→ Stated task:
From the records below, pull each line that has "category".

--

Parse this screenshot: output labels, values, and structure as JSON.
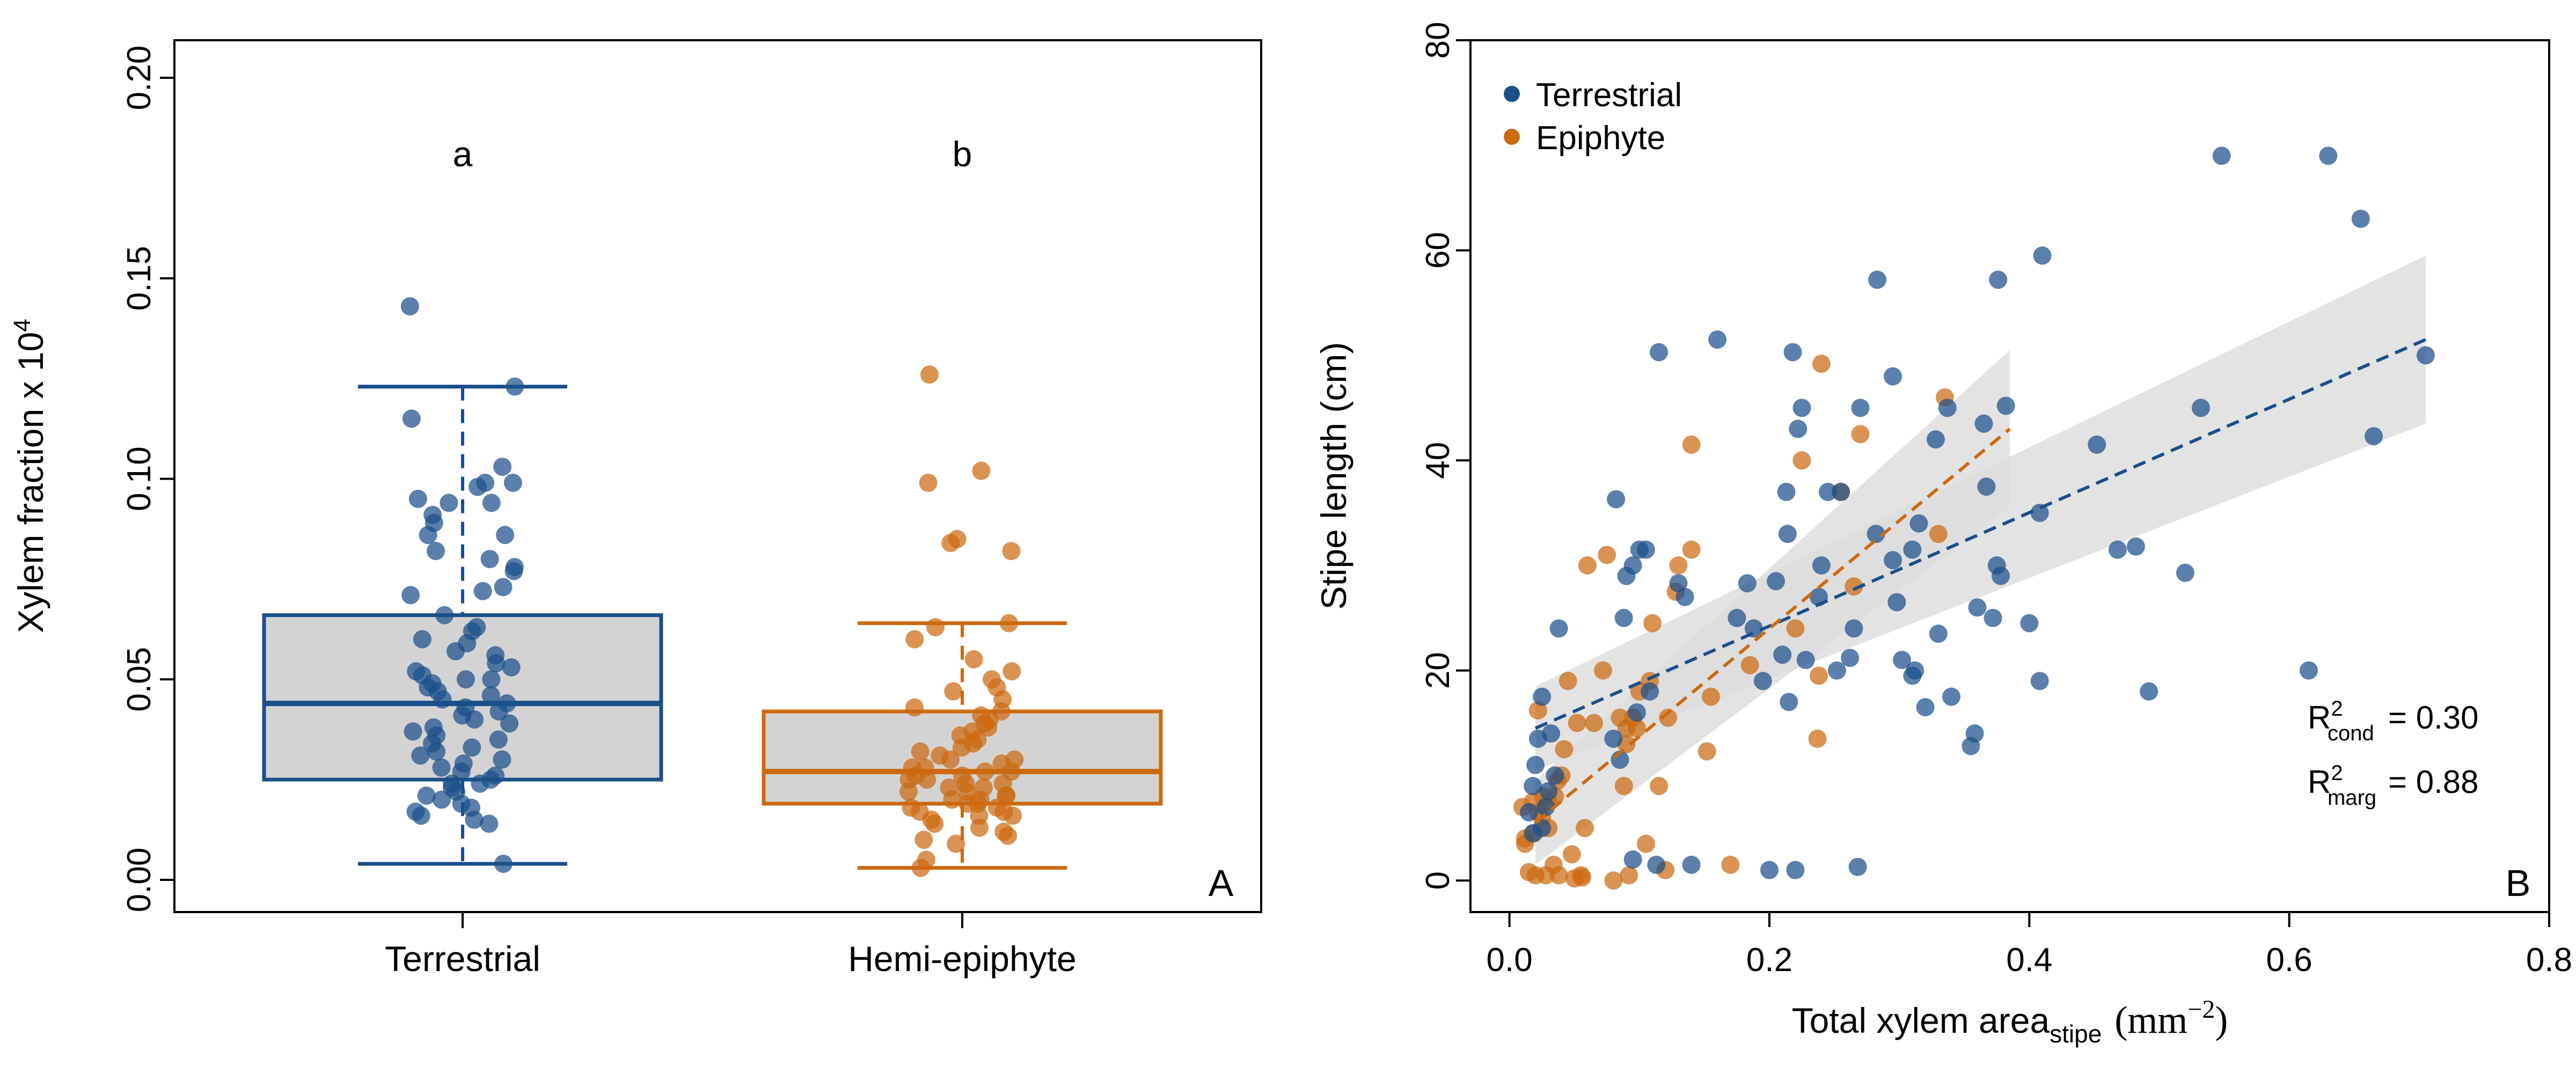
{
  "colors": {
    "terrestrial": "#1b4f8a",
    "epiphyte": "#cc6a10",
    "box_fill": "#d3d3d3",
    "ci_band": "#dcdcdc"
  },
  "chart_data": [
    {
      "type": "box",
      "panel_label": "A",
      "ylabel": "Xylem fraction x 10",
      "ylabel_exp": "4",
      "ylim": [
        0,
        0.2
      ],
      "yticks": [
        "0.00",
        "0.05",
        "0.10",
        "0.15",
        "0.20"
      ],
      "categories": [
        "Terrestrial",
        "Hemi-epiphyte"
      ],
      "grid": false,
      "groups": [
        {
          "category": "Terrestrial",
          "letter": "a",
          "color": "#1b4f8a",
          "whisker_low": 0.004,
          "q1": 0.025,
          "median": 0.044,
          "q3": 0.066,
          "whisker_high": 0.123,
          "points": [
            0.143,
            0.123,
            0.115,
            0.103,
            0.099,
            0.099,
            0.098,
            0.095,
            0.094,
            0.094,
            0.091,
            0.089,
            0.086,
            0.086,
            0.082,
            0.08,
            0.078,
            0.077,
            0.073,
            0.072,
            0.071,
            0.066,
            0.063,
            0.062,
            0.06,
            0.059,
            0.057,
            0.056,
            0.054,
            0.053,
            0.052,
            0.051,
            0.05,
            0.05,
            0.049,
            0.048,
            0.047,
            0.046,
            0.045,
            0.044,
            0.043,
            0.042,
            0.041,
            0.04,
            0.039,
            0.038,
            0.037,
            0.036,
            0.035,
            0.034,
            0.033,
            0.032,
            0.031,
            0.03,
            0.029,
            0.028,
            0.027,
            0.026,
            0.025,
            0.024,
            0.024,
            0.023,
            0.022,
            0.021,
            0.02,
            0.019,
            0.018,
            0.017,
            0.016,
            0.015,
            0.014,
            0.004
          ]
        },
        {
          "category": "Hemi-epiphyte",
          "letter": "b",
          "color": "#cc6a10",
          "whisker_low": 0.003,
          "q1": 0.019,
          "median": 0.027,
          "q3": 0.042,
          "whisker_high": 0.064,
          "points": [
            0.126,
            0.102,
            0.099,
            0.085,
            0.084,
            0.082,
            0.064,
            0.063,
            0.06,
            0.055,
            0.052,
            0.05,
            0.048,
            0.047,
            0.045,
            0.043,
            0.042,
            0.041,
            0.04,
            0.039,
            0.038,
            0.037,
            0.036,
            0.035,
            0.034,
            0.033,
            0.032,
            0.031,
            0.03,
            0.03,
            0.029,
            0.028,
            0.028,
            0.027,
            0.027,
            0.026,
            0.026,
            0.025,
            0.025,
            0.024,
            0.024,
            0.023,
            0.023,
            0.022,
            0.022,
            0.021,
            0.021,
            0.02,
            0.02,
            0.019,
            0.019,
            0.018,
            0.018,
            0.017,
            0.017,
            0.016,
            0.016,
            0.015,
            0.014,
            0.013,
            0.012,
            0.011,
            0.01,
            0.009,
            0.005,
            0.003
          ]
        }
      ]
    },
    {
      "type": "scatter",
      "panel_label": "B",
      "ylabel": "Stipe length  (cm)",
      "xlabel": "Total xylem area",
      "xlabel_sub": "stipe",
      "xlabel_unit": "(mm",
      "xlabel_unit_exp": "−2",
      "xlabel_unit_close": ")",
      "xlim": [
        -0.03,
        0.8
      ],
      "ylim": [
        -3,
        80
      ],
      "xticks": [
        "0.0",
        "0.2",
        "0.4",
        "0.6",
        "0.8"
      ],
      "yticks": [
        "0",
        "20",
        "40",
        "60",
        "80"
      ],
      "grid": false,
      "legend_position": "top-left",
      "series": [
        {
          "name": "Terrestrial",
          "color": "#1b4f8a",
          "fit": {
            "x": [
              0.02,
              0.705
            ],
            "y": [
              14.5,
              51.5
            ],
            "ci_low": [
              10.5,
              43.5
            ],
            "ci_high": [
              18.5,
              59.5
            ]
          },
          "x": [
            0.705,
            0.665,
            0.655,
            0.63,
            0.615,
            0.548,
            0.532,
            0.52,
            0.492,
            0.482,
            0.468,
            0.452,
            0.41,
            0.408,
            0.408,
            0.4,
            0.382,
            0.378,
            0.376,
            0.375,
            0.372,
            0.367,
            0.365,
            0.36,
            0.358,
            0.355,
            0.34,
            0.337,
            0.33,
            0.328,
            0.32,
            0.315,
            0.312,
            0.31,
            0.31,
            0.302,
            0.298,
            0.295,
            0.295,
            0.283,
            0.282,
            0.27,
            0.268,
            0.265,
            0.262,
            0.255,
            0.252,
            0.245,
            0.24,
            0.238,
            0.228,
            0.225,
            0.222,
            0.22,
            0.218,
            0.215,
            0.214,
            0.213,
            0.21,
            0.205,
            0.2,
            0.195,
            0.188,
            0.183,
            0.175,
            0.16,
            0.14,
            0.135,
            0.13,
            0.115,
            0.113,
            0.108,
            0.105,
            0.1,
            0.098,
            0.095,
            0.095,
            0.09,
            0.088,
            0.085,
            0.082,
            0.08,
            0.038,
            0.035,
            0.032,
            0.03,
            0.028,
            0.025,
            0.025,
            0.022,
            0.02,
            0.018,
            0.018,
            0.015
          ],
          "y": [
            50,
            42.3,
            63,
            69,
            20,
            69,
            45,
            29.3,
            18,
            31.8,
            31.5,
            41.5,
            59.5,
            35,
            19,
            24.5,
            45.2,
            29,
            57.2,
            30,
            25,
            37.5,
            43.5,
            26,
            14,
            12.8,
            17.5,
            45,
            23.5,
            42,
            16.5,
            34,
            20,
            31.5,
            19.5,
            21,
            26.5,
            48,
            30.5,
            57.2,
            33,
            45,
            1.3,
            24,
            21.2,
            37,
            20,
            37,
            30,
            27,
            21,
            45,
            43,
            1,
            50.3,
            17,
            33,
            37,
            21.5,
            28.5,
            1,
            19,
            24,
            28.3,
            25,
            51.5,
            1.5,
            27,
            28.3,
            50.3,
            1.5,
            18,
            31.5,
            31.5,
            16,
            30,
            2,
            29,
            25,
            11.5,
            36.3,
            13.5,
            24,
            10,
            14,
            8.5,
            7,
            17.5,
            5,
            13.5,
            11,
            4.5,
            9,
            6.5
          ]
        },
        {
          "name": "Epiphyte",
          "color": "#cc6a10",
          "fit": {
            "x": [
              0.02,
              0.385
            ],
            "y": [
              5.5,
              43
            ],
            "ci_low": [
              1.5,
              35.5
            ],
            "ci_high": [
              9.5,
              50.5
            ]
          },
          "x": [
            0.335,
            0.33,
            0.27,
            0.265,
            0.255,
            0.24,
            0.238,
            0.237,
            0.225,
            0.22,
            0.185,
            0.17,
            0.155,
            0.152,
            0.14,
            0.14,
            0.13,
            0.128,
            0.122,
            0.12,
            0.115,
            0.11,
            0.108,
            0.105,
            0.1,
            0.098,
            0.095,
            0.092,
            0.09,
            0.09,
            0.088,
            0.085,
            0.08,
            0.075,
            0.072,
            0.065,
            0.06,
            0.058,
            0.056,
            0.055,
            0.052,
            0.05,
            0.048,
            0.045,
            0.042,
            0.04,
            0.038,
            0.037,
            0.035,
            0.034,
            0.03,
            0.03,
            0.028,
            0.026,
            0.025,
            0.022,
            0.022,
            0.02,
            0.019,
            0.018,
            0.015,
            0.012,
            0.012,
            0.01
          ],
          "y": [
            46,
            33,
            42.5,
            28,
            37,
            49.2,
            19.5,
            13.5,
            40,
            24,
            20.5,
            1.5,
            17.5,
            12.3,
            41.5,
            31.5,
            30,
            27.5,
            15.5,
            1,
            9,
            24.5,
            19,
            3.5,
            18,
            14.5,
            15.5,
            0.5,
            14.5,
            13,
            9,
            15.5,
            0,
            31,
            20,
            15,
            30,
            5,
            0.3,
            0.5,
            15,
            0.2,
            2.5,
            19,
            12.5,
            10,
            0.5,
            9.5,
            8,
            1.5,
            7.5,
            5,
            0.5,
            8,
            6,
            16.2,
            6.5,
            0.5,
            4.5,
            7.5,
            0.8,
            4,
            3.5,
            7
          ]
        }
      ],
      "annotations": [
        {
          "label": "R",
          "exp": "2",
          "sub": "cond",
          "text": "=  0.30"
        },
        {
          "label": "R",
          "exp": "2",
          "sub": "marg",
          "text": "=  0.88"
        }
      ]
    }
  ]
}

--

→ Exercise response:
          "category": "Terrestrial",
          "category": "Hemi-epiphyte",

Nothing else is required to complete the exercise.